Task directions: Would you quote every entry exactly, dropping only the pictures?

[Dataset records]
[start]
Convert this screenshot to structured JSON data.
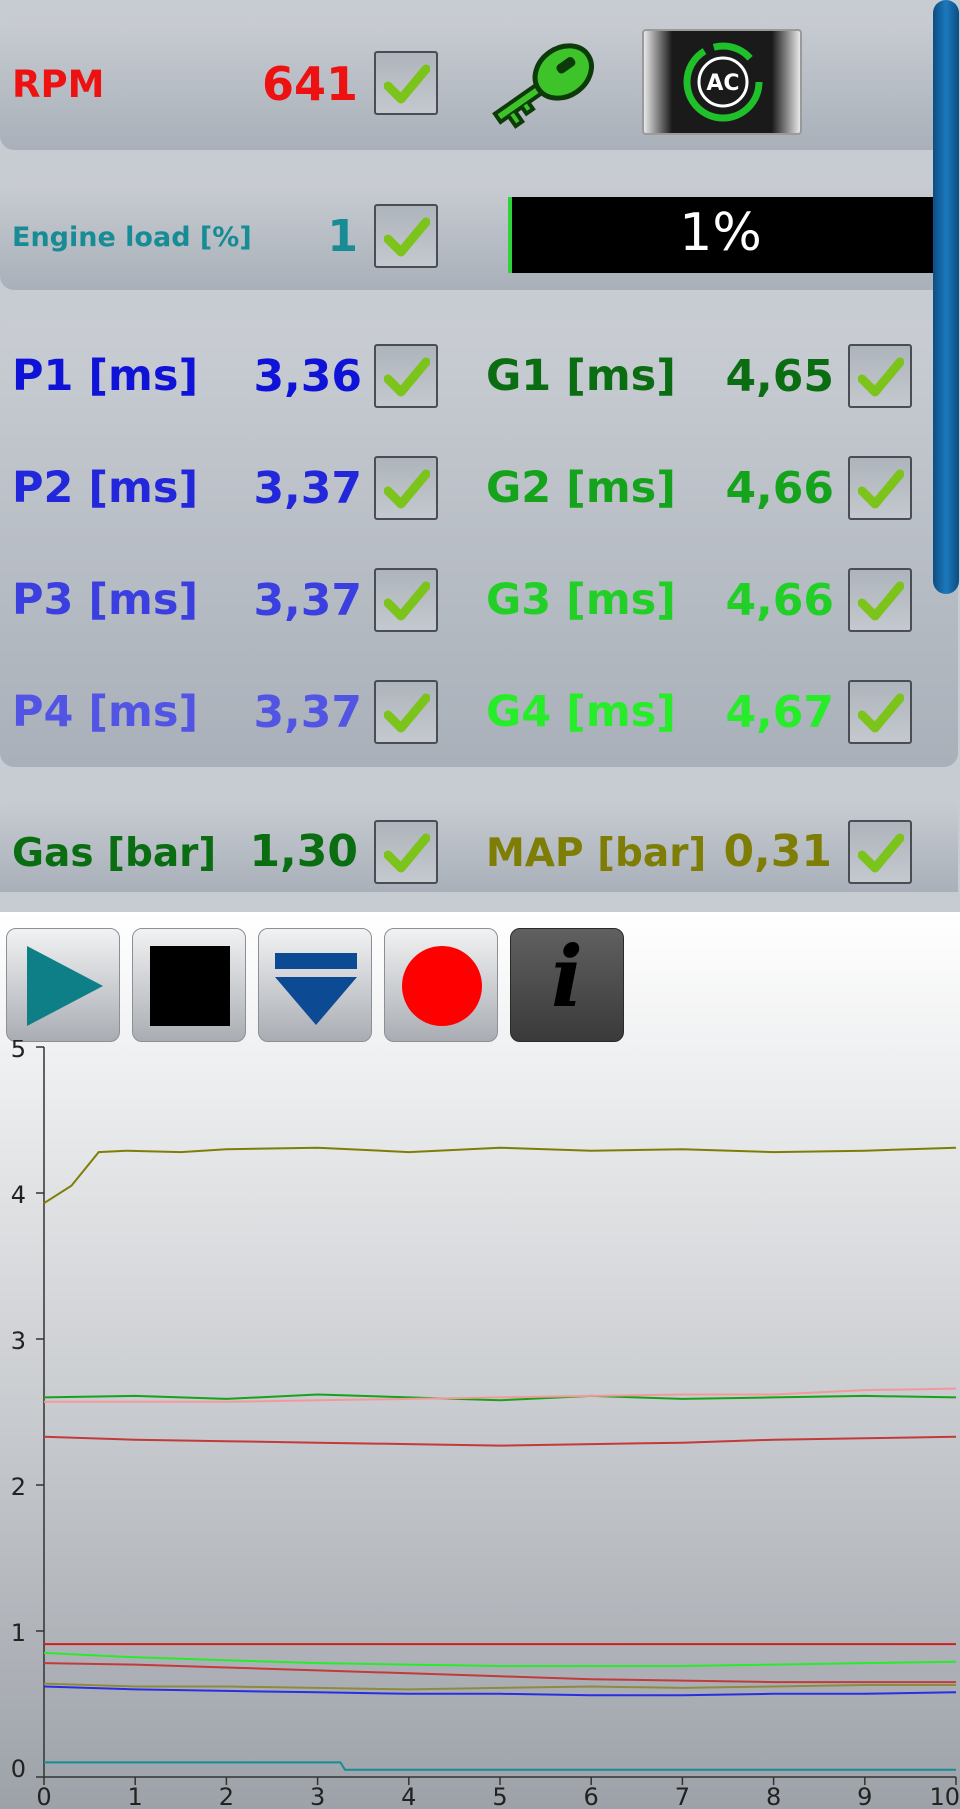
{
  "rpm": {
    "label": "RPM",
    "value": "641"
  },
  "engine_load": {
    "label": "Engine load [%]",
    "value": "1",
    "bar_text": "1%",
    "percent": 1
  },
  "injectors": [
    {
      "label": "P1 [ms]",
      "value": "3,36",
      "color": "#0f13d7"
    },
    {
      "label": "P2 [ms]",
      "value": "3,37",
      "color": "#2227dc"
    },
    {
      "label": "P3 [ms]",
      "value": "3,37",
      "color": "#3b3fe0"
    },
    {
      "label": "P4 [ms]",
      "value": "3,37",
      "color": "#5255e4"
    }
  ],
  "gas_injectors": [
    {
      "label": "G1 [ms]",
      "value": "4,65",
      "color": "#0b6d12"
    },
    {
      "label": "G2 [ms]",
      "value": "4,66",
      "color": "#15a31c"
    },
    {
      "label": "G3 [ms]",
      "value": "4,66",
      "color": "#21cf27"
    },
    {
      "label": "G4 [ms]",
      "value": "4,67",
      "color": "#27ec2a"
    }
  ],
  "gas_pressure": {
    "label": "Gas [bar]",
    "value": "1,30",
    "color": "#0b6d12"
  },
  "map_pressure": {
    "label": "MAP [bar]",
    "value": "0,31",
    "color": "#7e7e07"
  },
  "toolbar": {
    "icons": [
      "play-icon",
      "stop-icon",
      "download-icon",
      "record-icon",
      "info-icon"
    ],
    "info_glyph": "i"
  },
  "colors": {
    "rpm": "#ee1111",
    "engine_load": "#178c94",
    "play": "#0f7f87",
    "record": "#ff0000",
    "download": "#0d4a94"
  },
  "chart_data": {
    "type": "line",
    "x_ticks": [
      "0",
      "1",
      "2",
      "3",
      "4",
      "5",
      "6",
      "7",
      "8",
      "9",
      "10"
    ],
    "y_ticks": [
      "0",
      "1",
      "2",
      "3",
      "4",
      "5"
    ],
    "xlim": [
      0,
      10
    ],
    "ylim": [
      0,
      5
    ],
    "grid": false,
    "series": [
      {
        "color": "#7e7e07",
        "x": [
          0,
          0.3,
          0.6,
          0.9,
          1.5,
          2,
          3,
          4,
          5,
          6,
          7,
          8,
          9,
          10
        ],
        "y": [
          3.93,
          4.05,
          4.28,
          4.29,
          4.28,
          4.3,
          4.31,
          4.28,
          4.31,
          4.29,
          4.3,
          4.28,
          4.29,
          4.31
        ]
      },
      {
        "color": "#15a31c",
        "x": [
          0,
          1,
          2,
          3,
          4,
          5,
          6,
          7,
          8,
          9,
          10
        ],
        "y": [
          2.6,
          2.61,
          2.59,
          2.62,
          2.6,
          2.58,
          2.61,
          2.59,
          2.6,
          2.61,
          2.6
        ]
      },
      {
        "color": "#f29a9a",
        "x": [
          0,
          1,
          2,
          3,
          4,
          5,
          6,
          7,
          8,
          9,
          10
        ],
        "y": [
          2.57,
          2.57,
          2.57,
          2.58,
          2.59,
          2.6,
          2.61,
          2.62,
          2.62,
          2.65,
          2.66
        ]
      },
      {
        "color": "#c23a3a",
        "x": [
          0,
          1,
          2,
          3,
          4,
          5,
          6,
          7,
          8,
          9,
          10
        ],
        "y": [
          2.33,
          2.31,
          2.3,
          2.29,
          2.28,
          2.27,
          2.28,
          2.29,
          2.31,
          2.32,
          2.33
        ]
      },
      {
        "color": "#d01c1c",
        "x": [
          0,
          10
        ],
        "y": [
          0.91,
          0.91
        ]
      },
      {
        "color": "#27ec2a",
        "x": [
          0,
          1,
          2,
          3,
          4,
          5,
          6,
          7,
          8,
          9,
          10
        ],
        "y": [
          0.85,
          0.82,
          0.8,
          0.78,
          0.77,
          0.76,
          0.76,
          0.76,
          0.77,
          0.78,
          0.79
        ]
      },
      {
        "color": "#c23a3a",
        "x": [
          0,
          1,
          2,
          3,
          4,
          5,
          6,
          7,
          8,
          9,
          10
        ],
        "y": [
          0.78,
          0.77,
          0.75,
          0.73,
          0.71,
          0.69,
          0.67,
          0.66,
          0.65,
          0.65,
          0.65
        ]
      },
      {
        "color": "#8f8a40",
        "x": [
          0,
          1,
          2,
          3,
          4,
          5,
          6,
          7,
          8,
          9,
          10
        ],
        "y": [
          0.64,
          0.62,
          0.62,
          0.61,
          0.6,
          0.61,
          0.62,
          0.61,
          0.62,
          0.63,
          0.63
        ]
      },
      {
        "color": "#2a2ee0",
        "x": [
          0,
          1,
          2,
          3,
          4,
          5,
          6,
          7,
          8,
          9,
          10
        ],
        "y": [
          0.62,
          0.6,
          0.59,
          0.58,
          0.57,
          0.57,
          0.56,
          0.56,
          0.57,
          0.57,
          0.58
        ]
      },
      {
        "color": "#178c94",
        "x": [
          0,
          3.25,
          3.3,
          10
        ],
        "y": [
          0.1,
          0.1,
          0.05,
          0.05
        ]
      }
    ]
  }
}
[end]
Result:
Convert this screenshot to structured JSON data.
{
  "rpm": {
    "label": "RPM",
    "value": "641"
  },
  "engine_load": {
    "label": "Engine load [%]",
    "value": "1",
    "bar_text": "1%",
    "percent": 1
  },
  "injectors": [
    {
      "label": "P1 [ms]",
      "value": "3,36",
      "color": "#0f13d7"
    },
    {
      "label": "P2 [ms]",
      "value": "3,37",
      "color": "#2227dc"
    },
    {
      "label": "P3 [ms]",
      "value": "3,37",
      "color": "#3b3fe0"
    },
    {
      "label": "P4 [ms]",
      "value": "3,37",
      "color": "#5255e4"
    }
  ],
  "gas_injectors": [
    {
      "label": "G1 [ms]",
      "value": "4,65",
      "color": "#0b6d12"
    },
    {
      "label": "G2 [ms]",
      "value": "4,66",
      "color": "#15a31c"
    },
    {
      "label": "G3 [ms]",
      "value": "4,66",
      "color": "#21cf27"
    },
    {
      "label": "G4 [ms]",
      "value": "4,67",
      "color": "#27ec2a"
    }
  ],
  "gas_pressure": {
    "label": "Gas [bar]",
    "value": "1,30",
    "color": "#0b6d12"
  },
  "map_pressure": {
    "label": "MAP [bar]",
    "value": "0,31",
    "color": "#7e7e07"
  },
  "toolbar": {
    "icons": [
      "play-icon",
      "stop-icon",
      "download-icon",
      "record-icon",
      "info-icon"
    ],
    "info_glyph": "i"
  },
  "colors": {
    "rpm": "#ee1111",
    "engine_load": "#178c94",
    "play": "#0f7f87",
    "record": "#ff0000",
    "download": "#0d4a94"
  },
  "chart_data": {
    "type": "line",
    "x_ticks": [
      "0",
      "1",
      "2",
      "3",
      "4",
      "5",
      "6",
      "7",
      "8",
      "9",
      "10"
    ],
    "y_ticks": [
      "0",
      "1",
      "2",
      "3",
      "4",
      "5"
    ],
    "xlim": [
      0,
      10
    ],
    "ylim": [
      0,
      5
    ],
    "grid": false,
    "series": [
      {
        "color": "#7e7e07",
        "x": [
          0,
          0.3,
          0.6,
          0.9,
          1.5,
          2,
          3,
          4,
          5,
          6,
          7,
          8,
          9,
          10
        ],
        "y": [
          3.93,
          4.05,
          4.28,
          4.29,
          4.28,
          4.3,
          4.31,
          4.28,
          4.31,
          4.29,
          4.3,
          4.28,
          4.29,
          4.31
        ]
      },
      {
        "color": "#15a31c",
        "x": [
          0,
          1,
          2,
          3,
          4,
          5,
          6,
          7,
          8,
          9,
          10
        ],
        "y": [
          2.6,
          2.61,
          2.59,
          2.62,
          2.6,
          2.58,
          2.61,
          2.59,
          2.6,
          2.61,
          2.6
        ]
      },
      {
        "color": "#f29a9a",
        "x": [
          0,
          1,
          2,
          3,
          4,
          5,
          6,
          7,
          8,
          9,
          10
        ],
        "y": [
          2.57,
          2.57,
          2.57,
          2.58,
          2.59,
          2.6,
          2.61,
          2.62,
          2.62,
          2.65,
          2.66
        ]
      },
      {
        "color": "#c23a3a",
        "x": [
          0,
          1,
          2,
          3,
          4,
          5,
          6,
          7,
          8,
          9,
          10
        ],
        "y": [
          2.33,
          2.31,
          2.3,
          2.29,
          2.28,
          2.27,
          2.28,
          2.29,
          2.31,
          2.32,
          2.33
        ]
      },
      {
        "color": "#d01c1c",
        "x": [
          0,
          10
        ],
        "y": [
          0.91,
          0.91
        ]
      },
      {
        "color": "#27ec2a",
        "x": [
          0,
          1,
          2,
          3,
          4,
          5,
          6,
          7,
          8,
          9,
          10
        ],
        "y": [
          0.85,
          0.82,
          0.8,
          0.78,
          0.77,
          0.76,
          0.76,
          0.76,
          0.77,
          0.78,
          0.79
        ]
      },
      {
        "color": "#c23a3a",
        "x": [
          0,
          1,
          2,
          3,
          4,
          5,
          6,
          7,
          8,
          9,
          10
        ],
        "y": [
          0.78,
          0.77,
          0.75,
          0.73,
          0.71,
          0.69,
          0.67,
          0.66,
          0.65,
          0.65,
          0.65
        ]
      },
      {
        "color": "#8f8a40",
        "x": [
          0,
          1,
          2,
          3,
          4,
          5,
          6,
          7,
          8,
          9,
          10
        ],
        "y": [
          0.64,
          0.62,
          0.62,
          0.61,
          0.6,
          0.61,
          0.62,
          0.61,
          0.62,
          0.63,
          0.63
        ]
      },
      {
        "color": "#2a2ee0",
        "x": [
          0,
          1,
          2,
          3,
          4,
          5,
          6,
          7,
          8,
          9,
          10
        ],
        "y": [
          0.62,
          0.6,
          0.59,
          0.58,
          0.57,
          0.57,
          0.56,
          0.56,
          0.57,
          0.57,
          0.58
        ]
      },
      {
        "color": "#178c94",
        "x": [
          0,
          3.25,
          3.3,
          10
        ],
        "y": [
          0.1,
          0.1,
          0.05,
          0.05
        ]
      }
    ]
  }
}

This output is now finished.